## Objective
Find the string "Coverage" and gather every line that holds it.
--- BEGIN ---
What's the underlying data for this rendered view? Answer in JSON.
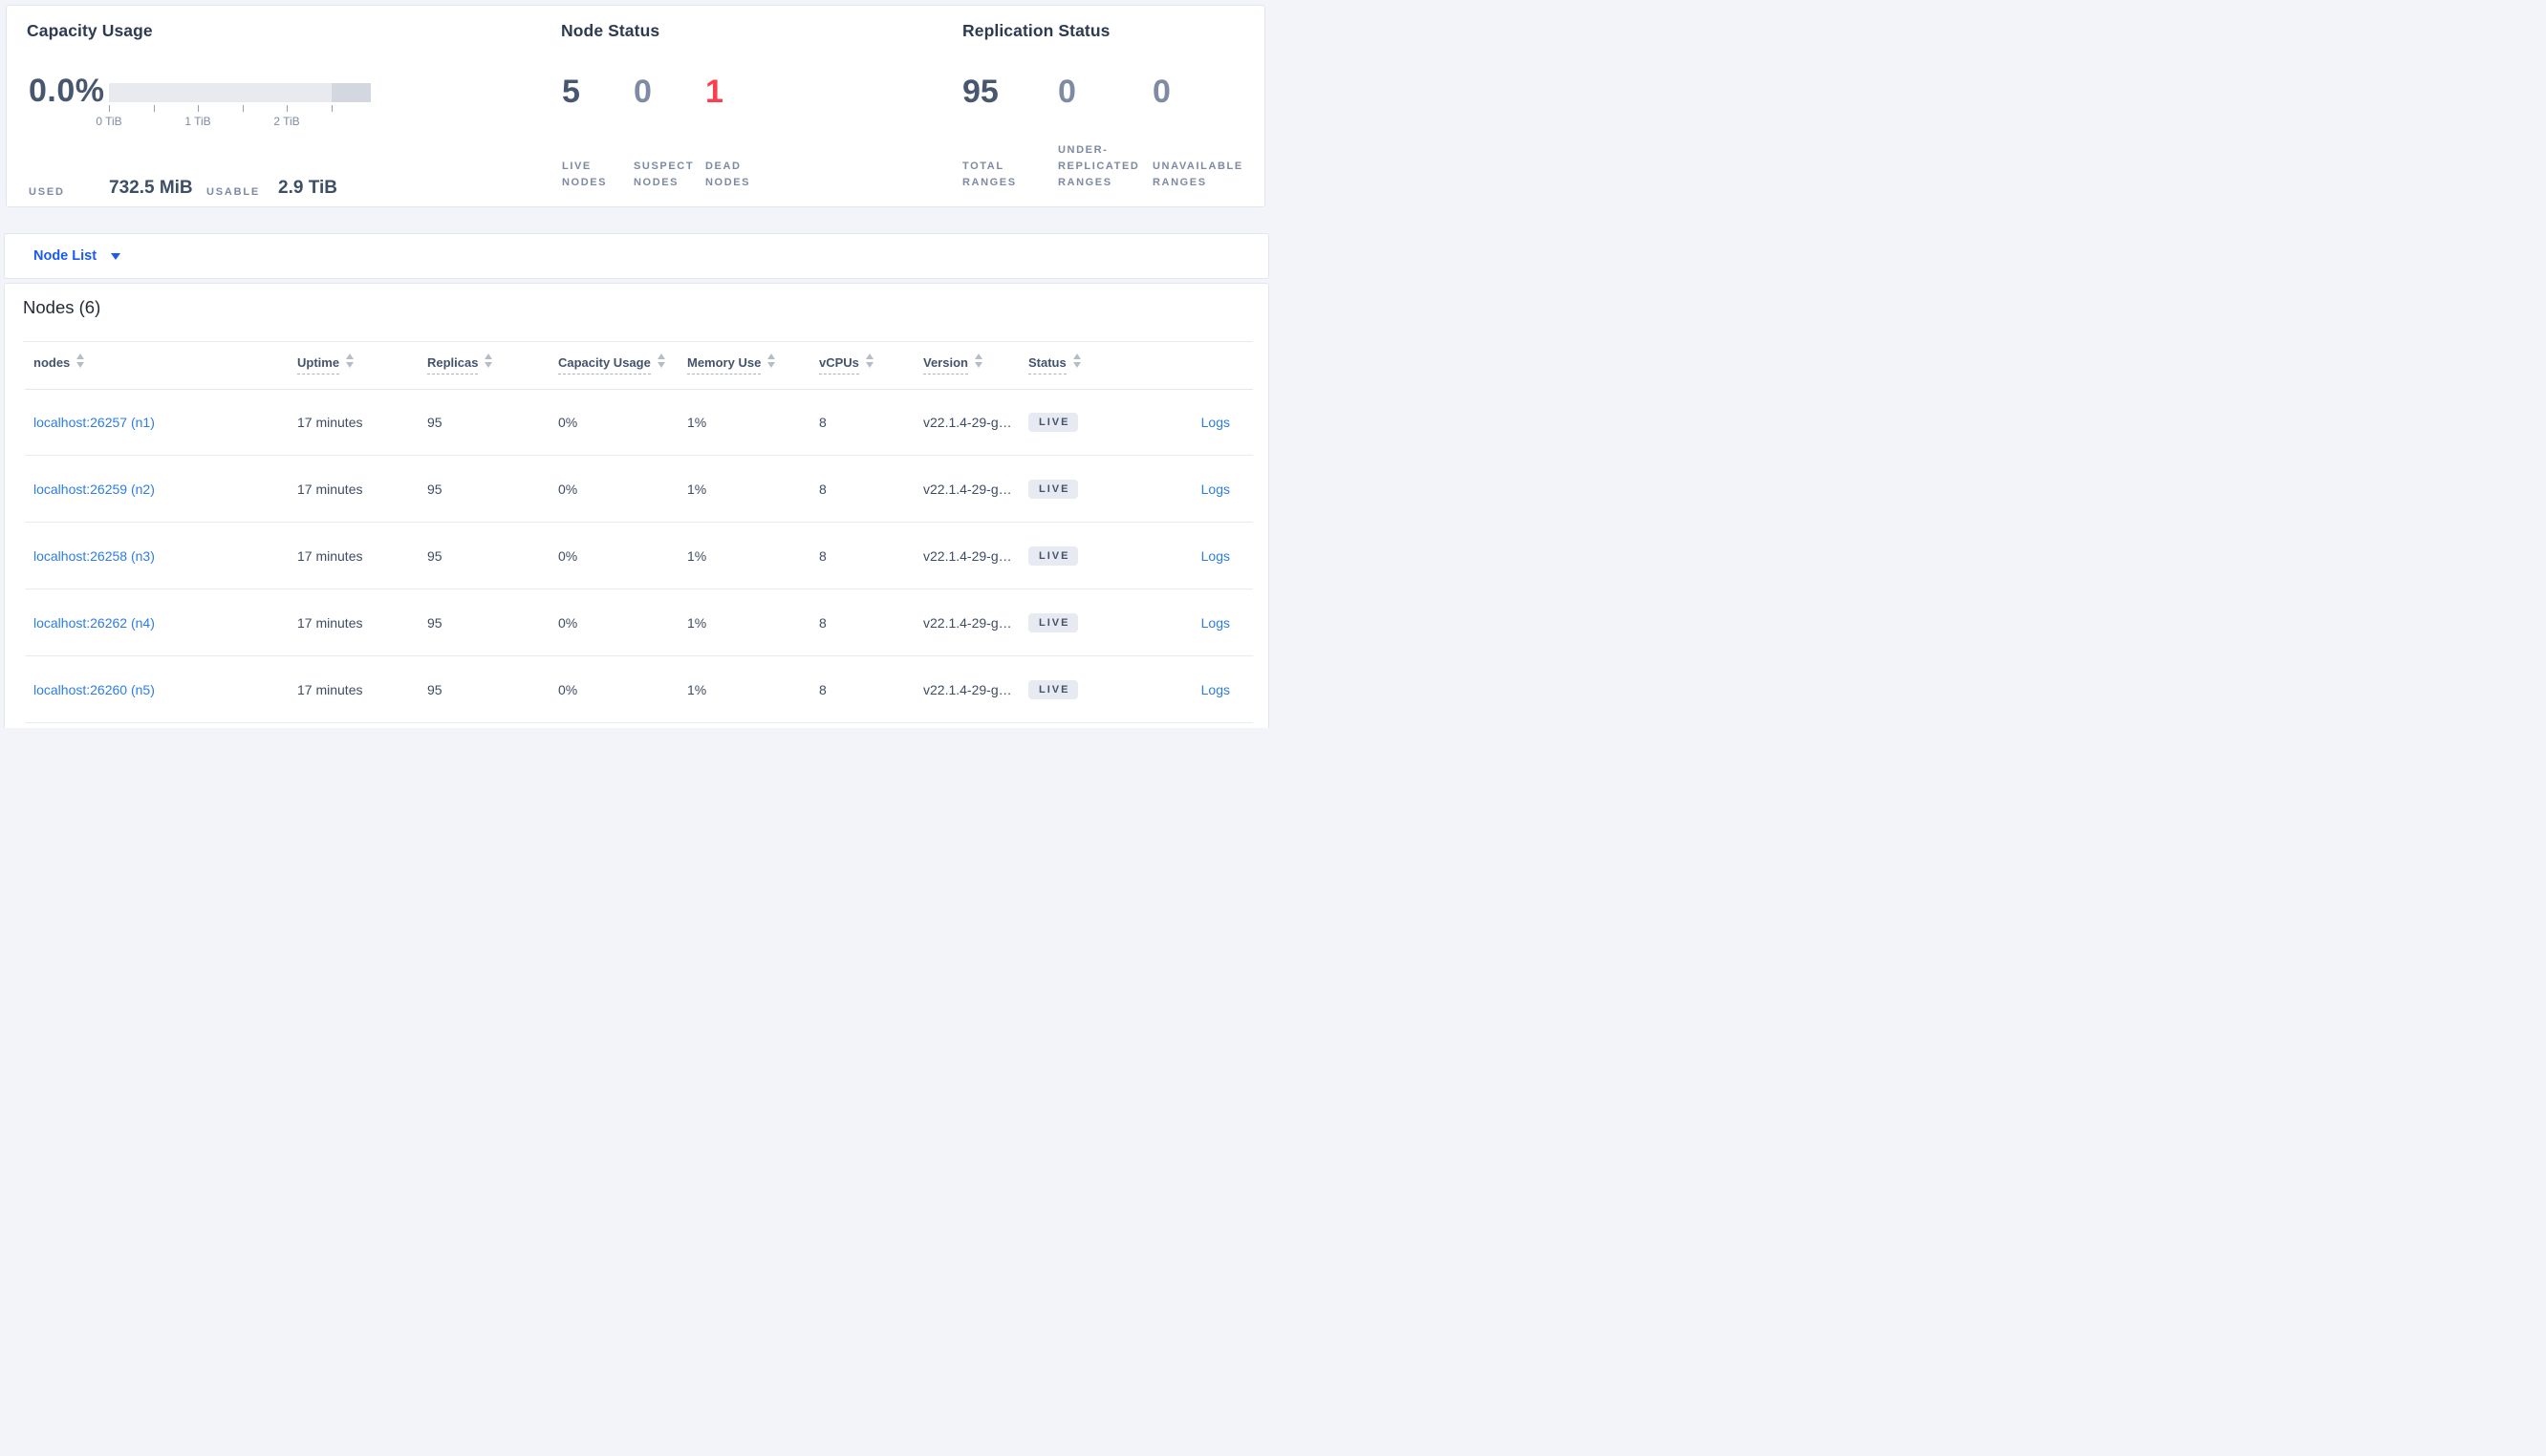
{
  "summary": {
    "capacity": {
      "title": "Capacity Usage",
      "percent": "0.0%",
      "used_label": "USED",
      "used_value": "732.5 MiB",
      "usable_label": "USABLE",
      "usable_value": "2.9 TiB",
      "axis_tick_labels": [
        "0 TiB",
        "1 TiB",
        "2 TiB"
      ],
      "bar": {
        "segment_light_color": "#e8eaef",
        "segment_dark_color": "#d3d7df"
      }
    },
    "node_status": {
      "title": "Node Status",
      "stats": [
        {
          "value": "5",
          "label": "LIVE NODES",
          "tone": "dark"
        },
        {
          "value": "0",
          "label": "SUSPECT NODES",
          "tone": "muted"
        },
        {
          "value": "1",
          "label": "DEAD NODES",
          "tone": "danger"
        }
      ]
    },
    "replication": {
      "title": "Replication Status",
      "stats": [
        {
          "value": "95",
          "label": "TOTAL RANGES",
          "tone": "dark"
        },
        {
          "value": "0",
          "label": "UNDER-REPLICATED RANGES",
          "tone": "muted"
        },
        {
          "value": "0",
          "label": "UNAVAILABLE RANGES",
          "tone": "muted"
        }
      ]
    }
  },
  "view_selector": {
    "label": "Node List"
  },
  "nodes_section": {
    "title": "Nodes (6)"
  },
  "table": {
    "columns": [
      {
        "key": "node",
        "label": "nodes",
        "filterable": false
      },
      {
        "key": "uptime",
        "label": "Uptime",
        "filterable": true
      },
      {
        "key": "replicas",
        "label": "Replicas",
        "filterable": true
      },
      {
        "key": "capacity",
        "label": "Capacity Usage",
        "filterable": true
      },
      {
        "key": "memory",
        "label": "Memory Use",
        "filterable": true
      },
      {
        "key": "vcpus",
        "label": "vCPUs",
        "filterable": true
      },
      {
        "key": "version",
        "label": "Version",
        "filterable": true
      },
      {
        "key": "status",
        "label": "Status",
        "filterable": true
      }
    ],
    "rows": [
      {
        "node": "localhost:26257 (n1)",
        "uptime": "17 minutes",
        "replicas": "95",
        "capacity": "0%",
        "memory": "1%",
        "vcpus": "8",
        "version": "v22.1.4-29-g…",
        "status": "LIVE",
        "logs": "Logs"
      },
      {
        "node": "localhost:26259 (n2)",
        "uptime": "17 minutes",
        "replicas": "95",
        "capacity": "0%",
        "memory": "1%",
        "vcpus": "8",
        "version": "v22.1.4-29-g…",
        "status": "LIVE",
        "logs": "Logs"
      },
      {
        "node": "localhost:26258 (n3)",
        "uptime": "17 minutes",
        "replicas": "95",
        "capacity": "0%",
        "memory": "1%",
        "vcpus": "8",
        "version": "v22.1.4-29-g…",
        "status": "LIVE",
        "logs": "Logs"
      },
      {
        "node": "localhost:26262 (n4)",
        "uptime": "17 minutes",
        "replicas": "95",
        "capacity": "0%",
        "memory": "1%",
        "vcpus": "8",
        "version": "v22.1.4-29-g…",
        "status": "LIVE",
        "logs": "Logs"
      },
      {
        "node": "localhost:26260 (n5)",
        "uptime": "17 minutes",
        "replicas": "95",
        "capacity": "0%",
        "memory": "1%",
        "vcpus": "8",
        "version": "v22.1.4-29-g…",
        "status": "LIVE",
        "logs": "Logs"
      }
    ]
  },
  "colors": {
    "page_background": "#f2f4f9",
    "panel_background": "#ffffff",
    "panel_border": "#e2e6ee",
    "stat_dark": "#47576f",
    "stat_muted": "#7e8ba2",
    "stat_danger": "#fc3d4d",
    "label_gray": "#7d8aa1",
    "link_blue": "#2b7ce9",
    "selector_blue": "#1b5bef",
    "badge_background": "#e7eaf1",
    "badge_text": "#44536b"
  }
}
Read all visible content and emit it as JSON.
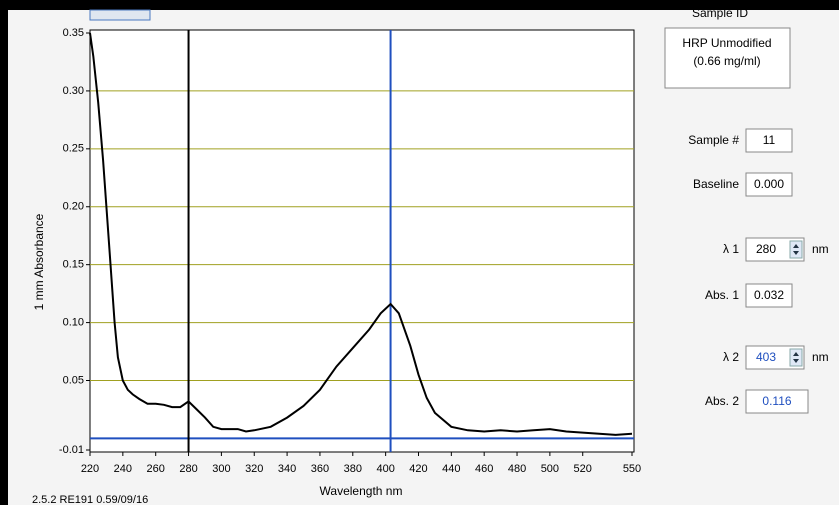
{
  "chart_data": {
    "type": "line",
    "x": [
      220,
      222,
      225,
      228,
      230,
      232,
      235,
      237,
      240,
      243,
      246,
      250,
      255,
      260,
      265,
      270,
      275,
      280,
      285,
      290,
      295,
      300,
      310,
      315,
      320,
      330,
      340,
      350,
      360,
      370,
      380,
      390,
      397,
      403,
      408,
      415,
      420,
      425,
      430,
      440,
      450,
      460,
      470,
      480,
      490,
      500,
      510,
      520,
      530,
      540,
      550
    ],
    "values": [
      0.35,
      0.33,
      0.29,
      0.24,
      0.2,
      0.16,
      0.1,
      0.07,
      0.05,
      0.042,
      0.038,
      0.034,
      0.03,
      0.03,
      0.029,
      0.027,
      0.027,
      0.032,
      0.025,
      0.018,
      0.01,
      0.008,
      0.008,
      0.006,
      0.007,
      0.01,
      0.018,
      0.028,
      0.042,
      0.062,
      0.078,
      0.094,
      0.108,
      0.116,
      0.108,
      0.08,
      0.055,
      0.035,
      0.022,
      0.01,
      0.007,
      0.006,
      0.007,
      0.006,
      0.007,
      0.008,
      0.006,
      0.005,
      0.004,
      0.003,
      0.004
    ],
    "color": "#000000",
    "x_label": "Wavelength nm",
    "y_label": "1 mm Absorbance",
    "xlim": [
      220,
      550
    ],
    "ylim": [
      -0.01,
      0.35
    ],
    "xticks": [
      220,
      240,
      260,
      280,
      300,
      320,
      340,
      360,
      380,
      400,
      420,
      440,
      460,
      480,
      500,
      520,
      550
    ],
    "yticks": [
      0.35,
      {
        "value": 0.3,
        "label": "0.30"
      },
      0.25,
      {
        "value": 0.2,
        "label": "0.20"
      },
      0.15,
      {
        "value": 0.1,
        "label": "0.10"
      },
      0.05,
      -0.01
    ],
    "grid": true,
    "grid_color": "#a0a020",
    "baseline": 0,
    "baseline_color": "#1f4fbf",
    "markers": [
      {
        "x": 280,
        "color": "#000000"
      },
      {
        "x": 403,
        "color": "#1f4fbf"
      }
    ]
  },
  "panel": {
    "sample_id_label": "Sample ID",
    "sample_id": [
      "HRP Unmodified",
      "(0.66 mg/ml)"
    ],
    "sample_number_label": "Sample #",
    "sample_number": "11",
    "baseline_label": "Baseline",
    "baseline": "0.000",
    "lambda1_label": "λ 1",
    "lambda1": "280",
    "lambda1_unit": "nm",
    "abs1_label": "Abs. 1",
    "abs1": "0.032",
    "lambda2_label": "λ 2",
    "lambda2": "403",
    "lambda2_unit": "nm",
    "abs2_label": "Abs. 2",
    "abs2": "0.116"
  },
  "footer": "2.5.2 RE191 0.59/09/16"
}
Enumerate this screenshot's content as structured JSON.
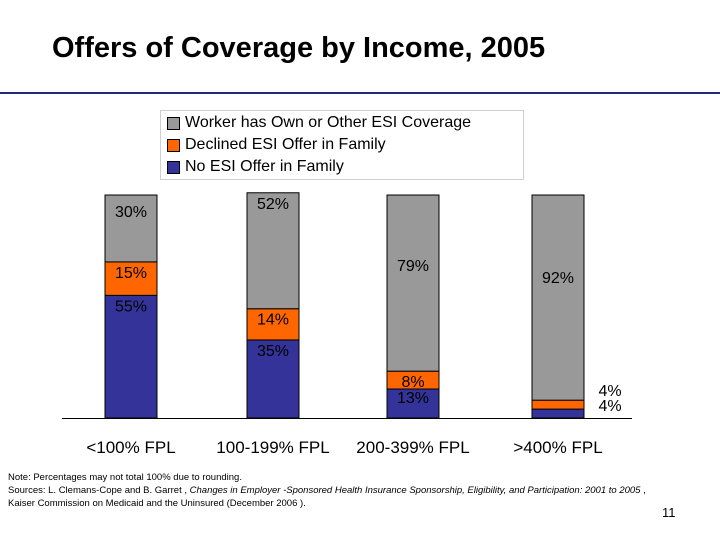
{
  "slide": {
    "title": "Offers of Coverage by Income, 2005",
    "page_number": "11",
    "note": "Note: Percentages may not total 100% due to rounding.",
    "sources_prefix": "Sources: L.  Clemans-Cope and B. Garret , ",
    "sources_title": "Changes in Employer -Sponsored Health Insurance Sponsorship, Eligibility, and Participation: 2001 to 2005",
    "sources_suffix": " , Kaiser Commission on Medicaid and the Uninsured (December 2006   )."
  },
  "chart_data": {
    "type": "bar",
    "stacked": true,
    "categories": [
      "<100% FPL",
      "100-199% FPL",
      "200-399% FPL",
      ">400% FPL"
    ],
    "series": [
      {
        "name": "No ESI Offer in Family",
        "color": "#333399",
        "values": [
          55,
          35,
          13,
          4
        ],
        "labels": [
          "55%",
          "35%",
          "13%",
          "4%"
        ]
      },
      {
        "name": "Declined ESI Offer in Family",
        "color": "#ff6600",
        "values": [
          15,
          14,
          8,
          4
        ],
        "labels": [
          "15%",
          "14%",
          "8%",
          "4%"
        ]
      },
      {
        "name": "Worker has Own or Other ESI Coverage",
        "color": "#999999",
        "values": [
          30,
          52,
          79,
          92
        ],
        "labels": [
          "30%",
          "52%",
          "79%",
          "92%"
        ]
      }
    ],
    "legend_order": [
      "Worker has Own or Other ESI Coverage",
      "Declined ESI Offer in Family",
      "No ESI Offer in Family"
    ],
    "legend_position": "top",
    "ylim": [
      0,
      100
    ]
  }
}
--- END ---
## Written response
    "title": "Offers of Coverage by Income, 2005",
        "name": "Worker has Own or Other ESI Coverage",
      "Worker has Own or Other ESI Coverage",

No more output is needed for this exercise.